[START OF DOCUMENT EXCERPT]

I'm trying for 7 per stem.


----------



## tnyr5 (Mar 18, 2020)

Justin said:


> Seriously nice PEOY...can't wait to see it next time.


Looks like you'll get your wish. I see it pushing up another sheath just to spite me.


----------



## likespaphs (Mar 19, 2020)

tnyr5 said:


> Looks like you'll get your wish. I see it pushing up another sheath just to spite me.


ha!
as i often say, sometimes orchids are jerks


----------



## tnyr5 (Apr 5, 2020)

A little update


----------



## DrLeslieEe (Apr 5, 2020)

tnyr5 said:


> A little updateView attachment 19189


Beautiful color. Hopefully the dorsal sepal margins will be less wavy on next blooming. 

Btw what parentage is the venustum?


----------



## Guldal (Apr 5, 2020)

That haynaldianum is to die for!


----------



## lori.b (Apr 5, 2020)

Looks like one of the thaianums has two buds. Please show us pics when the plants are blooming. Last year one of my thaianums had two buds on one inflorescence and then decided to send up another inflorescence for a total of three blooms - haven't seen that before. That same plant is starting to show buds now so I'm curious to see what it'll do this year.


----------



## tnyr5 (Apr 5, 2020)

Yeah,


DrLeslieEe said:


> Beautiful color. Hopefully the dorsal sepal margins will be less wavy on next blooming.
> 
> Btw what parentage is the venustum?


('Longlife 27' x Master 'HCC/AOS') 

I agree, there's a lot wrong with the haynaldianum. I'll give it a few more blooms to see what works its way out. Internodes will lengthen, color will improve, but those synsepals...ugh. I know they're typical haynaldianum synsepals but that doesn't mean I have to like them!


----------



## tnyr5 (Apr 5, 2020)

lori.b said:


> Looks like one of the thaianums has two buds. Please show us pics when the plants are blooming. Last year one of my thaianums had two buds on one inflorescence and then decided to send up another inflorescence for a total of three blooms - haven't seen that before. That same plant is starting to show buds now so I'm curious to see what it'll do this year.


Oh I will. I've seen pics of that phenomenon. My hunch is that what they're doing is throwing up a sacrificial, rootless growth from the meristem closest to the crown and then blooming both growths at once.


----------



## Ozpaph (Apr 6, 2020)

good colour on the last haynaldianum.
The SFG is grand!


----------



## DrLeslieEe (Apr 6, 2020)

tnyr5 said:


> Yeah,
> 
> ('Longlife 27' x Master 'HCC/AOS')
> 
> I agree, there's a lot wrong with the haynaldianum. I'll give it a few more blooms to see what works its way out. Internodes will lengthen, color will improve, but those synsepals...ugh. I know they're typical haynaldianum synsepals but that doesn't mean I have to like them!


I actually like the presentation of the flowers with shorter distance between the pedicels. It makes them look more shingled.

[END OF DOCUMENT EXCERPT]
[START OF DATASET EXCERPTS]

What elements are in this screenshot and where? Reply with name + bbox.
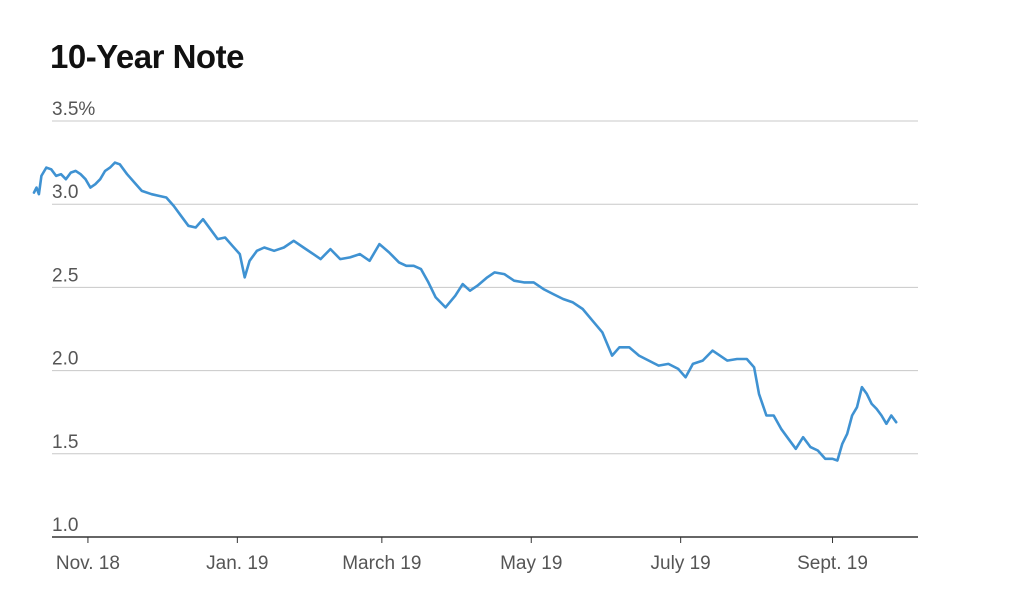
y-tick-label: 3.5% bbox=[52, 99, 95, 120]
x-axis-labels: Nov. 18 Jan. 19 March 19 May 19 July 19 Sept.… bbox=[56, 537, 868, 574]
x-tick-label: July 19 bbox=[651, 553, 711, 574]
y-tick-label: 3.0 bbox=[52, 182, 78, 203]
x-tick-label: Nov. 18 bbox=[56, 553, 120, 574]
series-line bbox=[32, 161, 898, 462]
y-tick-label: 1.0 bbox=[52, 515, 78, 536]
x-tick-label: Jan. 19 bbox=[206, 553, 268, 574]
y-tick-label: 2.0 bbox=[52, 349, 78, 370]
y-tick-label: 2.5 bbox=[52, 265, 78, 286]
chart-title: 10-Year Note bbox=[50, 38, 244, 75]
x-tick-label: May 19 bbox=[500, 553, 562, 574]
series-layer bbox=[32, 161, 898, 462]
grid-layer bbox=[52, 120, 918, 455]
x-tick-label: March 19 bbox=[342, 553, 421, 574]
y-axis-labels: 3.5% 3.0 2.5 2.0 1.5 1.0 bbox=[52, 99, 95, 536]
x-tick-label: Sept. 19 bbox=[797, 553, 868, 574]
y-tick-label: 1.5 bbox=[52, 432, 78, 453]
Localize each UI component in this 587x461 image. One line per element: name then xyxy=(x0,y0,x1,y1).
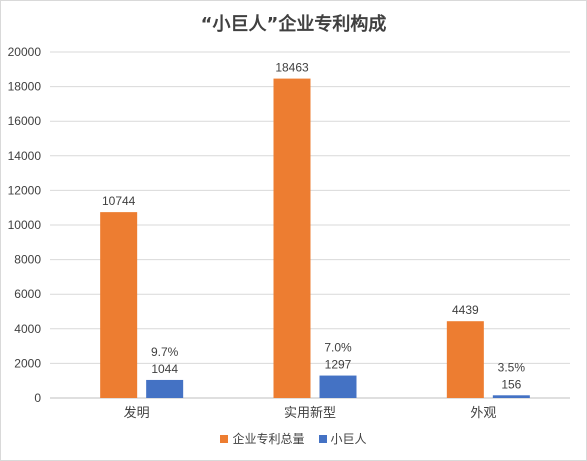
x-tick-label: 实用新型 xyxy=(284,405,336,421)
x-tick-label: 外观 xyxy=(470,406,496,421)
percent-label: 9.7% xyxy=(151,345,179,359)
y-tick-label: 0 xyxy=(34,391,41,405)
y-tick-label: 20000 xyxy=(8,45,42,59)
legend: 企业专利总量 小巨人 xyxy=(0,430,587,447)
bar-giant xyxy=(492,395,530,398)
percent-label: 7.0% xyxy=(324,341,352,355)
data-label: 1297 xyxy=(325,358,352,372)
legend-label-total: 企业专利总量 xyxy=(232,432,305,446)
data-label: 10744 xyxy=(102,194,136,208)
y-tick-label: 18000 xyxy=(8,80,42,94)
legend-swatch-total xyxy=(220,434,229,443)
y-tick-label: 6000 xyxy=(14,287,41,301)
y-tick-label: 16000 xyxy=(8,114,42,128)
percent-label: 3.5% xyxy=(498,360,526,374)
y-tick-label: 2000 xyxy=(14,356,41,370)
bar-giant xyxy=(319,375,357,398)
y-tick-label: 12000 xyxy=(8,183,42,197)
bar-total xyxy=(100,212,138,398)
bar-total xyxy=(273,78,311,399)
legend-item-total: 企业专利总量 xyxy=(220,430,305,447)
chart-title: “小巨人”企业专利构成 xyxy=(200,14,387,35)
y-tick-label: 8000 xyxy=(14,253,41,267)
legend-item-giant: 小巨人 xyxy=(318,430,367,447)
data-label: 18463 xyxy=(275,61,309,75)
y-tick-label: 4000 xyxy=(14,322,41,336)
x-tick-label: 发明 xyxy=(124,405,150,421)
y-tick-label: 14000 xyxy=(8,149,42,163)
y-tick-label: 10000 xyxy=(8,218,42,232)
bar-giant xyxy=(146,379,184,398)
bar-total xyxy=(446,321,484,398)
legend-swatch-giant xyxy=(318,434,327,443)
data-label: 1044 xyxy=(151,362,178,376)
data-label: 156 xyxy=(501,377,521,391)
data-label: 4439 xyxy=(452,303,479,317)
legend-label-giant: 小巨人 xyxy=(330,432,367,446)
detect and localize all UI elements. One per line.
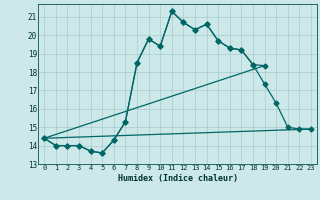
X-axis label: Humidex (Indice chaleur): Humidex (Indice chaleur) <box>118 174 238 183</box>
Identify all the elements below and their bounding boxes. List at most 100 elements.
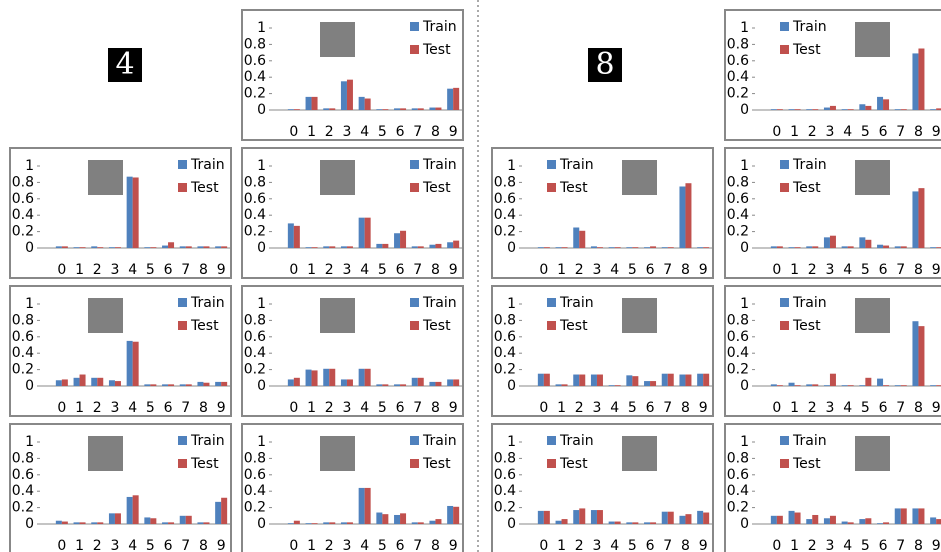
bar [703, 513, 709, 524]
x-tick-label: 0 [539, 400, 548, 416]
bar [197, 382, 203, 386]
x-tick-label: 8 [681, 400, 690, 416]
bar [859, 519, 865, 524]
bar [221, 246, 227, 248]
x-tick-label: 0 [539, 262, 548, 278]
bar [806, 519, 812, 524]
bar [418, 522, 424, 524]
bar [538, 511, 544, 524]
bar [777, 385, 783, 386]
x-tick-label: 7 [413, 400, 422, 416]
bar [771, 109, 777, 110]
x-tick-label: 7 [663, 262, 672, 278]
bar [789, 383, 795, 386]
bar [74, 247, 80, 248]
query-digit: 8 [595, 47, 614, 82]
bar [650, 381, 656, 386]
x-tick-label: 8 [431, 124, 440, 140]
inset-image [320, 22, 355, 57]
bar [288, 109, 294, 110]
x-tick-label: 6 [164, 400, 173, 416]
bar [918, 188, 924, 248]
x-tick-label: 6 [646, 400, 655, 416]
bar [632, 247, 638, 248]
y-tick-label: 0.8 [727, 36, 749, 52]
x-tick-label: 1 [790, 124, 799, 140]
x-tick-label: 0 [772, 262, 781, 278]
y-tick-label: 0 [25, 240, 34, 256]
bar [848, 522, 854, 524]
bar [435, 382, 441, 386]
y-tick-label: 0.6 [727, 191, 749, 207]
bar [62, 522, 68, 524]
bar [221, 382, 227, 386]
bar [347, 246, 353, 248]
y-tick-label: 0.8 [494, 450, 516, 466]
y-tick-label: 0 [740, 240, 749, 256]
y-tick-label: 0.8 [494, 174, 516, 190]
bar [329, 369, 335, 386]
bar [662, 247, 668, 248]
x-tick-label: 5 [378, 538, 387, 552]
legend-label: Train [422, 433, 457, 449]
figure: 4 8 00.20.40.60.810123456789TrainTest00.… [0, 0, 941, 552]
bar [418, 108, 424, 110]
x-tick-label: 3 [592, 400, 601, 416]
y-tick-label: 1 [257, 296, 266, 312]
chart-panel: 00.20.40.60.810123456789TrainTest [725, 424, 941, 552]
panel-frame [725, 424, 941, 552]
bar [56, 380, 62, 386]
y-tick-label: 0.6 [494, 467, 516, 483]
x-tick-label: 1 [790, 538, 799, 552]
x-tick-label: 8 [431, 538, 440, 552]
x-tick-label: 6 [396, 124, 405, 140]
bar [133, 177, 139, 248]
y-tick-label: 0.6 [727, 467, 749, 483]
bar [435, 244, 441, 248]
bar [697, 511, 703, 524]
bar [877, 97, 883, 110]
legend-label: Test [559, 180, 588, 196]
bar [697, 247, 703, 248]
y-tick-label: 0.2 [727, 86, 749, 102]
y-tick-label: 0.6 [727, 53, 749, 69]
bar [824, 108, 830, 110]
x-tick-label: 5 [861, 124, 870, 140]
x-tick-label: 0 [57, 538, 66, 552]
bar [215, 502, 221, 524]
y-tick-label: 0.6 [12, 191, 34, 207]
bar [626, 375, 632, 386]
bar [115, 381, 121, 386]
bar [930, 385, 936, 386]
inset-image [320, 160, 355, 195]
y-tick-label: 0.4 [494, 345, 516, 361]
bar [562, 247, 568, 248]
bar [62, 379, 68, 386]
bar [848, 246, 854, 248]
bar [394, 384, 400, 386]
x-tick-label: 5 [146, 262, 155, 278]
bar [544, 247, 550, 248]
legend-label: Train [792, 433, 827, 449]
legend-label: Train [559, 433, 594, 449]
legend-swatch [547, 459, 556, 468]
x-tick-label: 9 [449, 538, 458, 552]
bar [97, 522, 103, 524]
bar [877, 523, 883, 524]
bar [288, 223, 294, 248]
bar [609, 247, 615, 248]
legend-swatch [178, 298, 187, 307]
bar [865, 240, 871, 248]
bar [180, 384, 186, 386]
y-tick-label: 0.8 [727, 312, 749, 328]
inset-image [855, 22, 890, 57]
bar [447, 379, 453, 386]
x-tick-label: 2 [325, 538, 334, 552]
x-tick-label: 1 [307, 400, 316, 416]
bar [685, 514, 691, 524]
x-tick-label: 2 [808, 400, 817, 416]
bar [830, 236, 836, 248]
y-tick-label: 0 [25, 516, 34, 532]
bar [215, 246, 221, 248]
bar [777, 109, 783, 110]
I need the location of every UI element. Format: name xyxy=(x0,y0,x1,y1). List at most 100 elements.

[END OF DATASET EXCERPTS]

> _WORK TO COMPLETE_
**1)** In the orchid forum thread, what parentage does tnyr5 give for the venustum?
**2)** Quote everything in the orchid forum thread from "Oh I will. I've" down to "growths at once.".

> _RESULTS BY TASK_
**1)** ('Longlife 27' x Master 'HCC/AOS')

**2)**
Oh I will. I've seen pics of that phenomenon. My hunch is that what they're doing is throwing up a sacrificial, rootless growth from the meristem closest to the crown and then blooming both growths at once.